What is needed:
Transcribe each entry below exactly. Pictures do not go in the copy.

▼▼▼

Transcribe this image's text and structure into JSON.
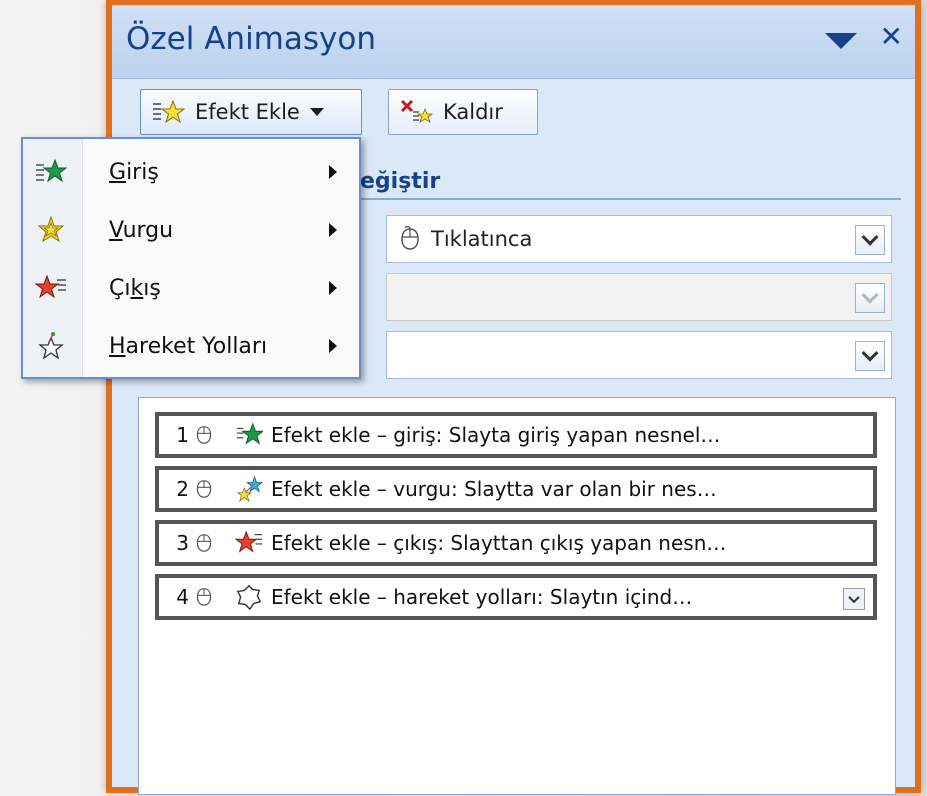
{
  "panel": {
    "title": "Özel Animasyon"
  },
  "toolbar": {
    "add_effect_label": "Efekt Ekle",
    "remove_label": "Kaldır"
  },
  "section": {
    "header_visible": "eğiştir"
  },
  "fields": {
    "start_value": "Tıklatınca",
    "property_value": "",
    "speed_value": ""
  },
  "menu": {
    "items": [
      {
        "pre": "",
        "key": "G",
        "rest": "iriş",
        "icon": "entrance-star-icon"
      },
      {
        "pre": "",
        "key": "V",
        "rest": "urgu",
        "icon": "emphasis-star-icon"
      },
      {
        "pre": "Çı",
        "key": "k",
        "rest": "ış",
        "icon": "exit-star-icon"
      },
      {
        "pre": "",
        "key": "H",
        "rest": "areket Yolları",
        "icon": "motion-path-star-icon"
      }
    ]
  },
  "effects": [
    {
      "num": "1",
      "text": "Efekt ekle – giriş: Slayta  giriş yapan nesnel…",
      "icon": "entrance-star-icon"
    },
    {
      "num": "2",
      "text": "Efekt ekle – vurgu: Slaytta  var olan bir nes…",
      "icon": "emphasis-star-icon"
    },
    {
      "num": "3",
      "text": "Efekt ekle – çıkış: Slayttan çıkış yapan nesn…",
      "icon": "exit-star-icon"
    },
    {
      "num": "4",
      "text": "Efekt ekle – hareket yolları: Slaytın içind…",
      "icon": "motion-path-icon"
    }
  ],
  "colors": {
    "accent_border": "#e06f1f",
    "title_text": "#15428b",
    "entrance": "#1f9a4a",
    "emphasis": "#f2d21b",
    "exit": "#e2432a"
  }
}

▲▲▲

Result of the exercise:
Transcribe this image's text and structure into JSON.
{
  "panel": {
    "title": "Özel Animasyon"
  },
  "toolbar": {
    "add_effect_label": "Efekt Ekle",
    "remove_label": "Kaldır"
  },
  "section": {
    "header_visible": "eğiştir"
  },
  "fields": {
    "start_value": "Tıklatınca",
    "property_value": "",
    "speed_value": ""
  },
  "menu": {
    "items": [
      {
        "pre": "",
        "key": "G",
        "rest": "iriş",
        "icon": "entrance-star-icon"
      },
      {
        "pre": "",
        "key": "V",
        "rest": "urgu",
        "icon": "emphasis-star-icon"
      },
      {
        "pre": "Çı",
        "key": "k",
        "rest": "ış",
        "icon": "exit-star-icon"
      },
      {
        "pre": "",
        "key": "H",
        "rest": "areket Yolları",
        "icon": "motion-path-star-icon"
      }
    ]
  },
  "effects": [
    {
      "num": "1",
      "text": "Efekt ekle – giriş: Slayta  giriş yapan nesnel…",
      "icon": "entrance-star-icon"
    },
    {
      "num": "2",
      "text": "Efekt ekle – vurgu: Slaytta  var olan bir nes…",
      "icon": "emphasis-star-icon"
    },
    {
      "num": "3",
      "text": "Efekt ekle – çıkış: Slayttan çıkış yapan nesn…",
      "icon": "exit-star-icon"
    },
    {
      "num": "4",
      "text": "Efekt ekle – hareket yolları: Slaytın içind…",
      "icon": "motion-path-icon"
    }
  ],
  "colors": {
    "accent_border": "#e06f1f",
    "title_text": "#15428b",
    "entrance": "#1f9a4a",
    "emphasis": "#f2d21b",
    "exit": "#e2432a"
  }
}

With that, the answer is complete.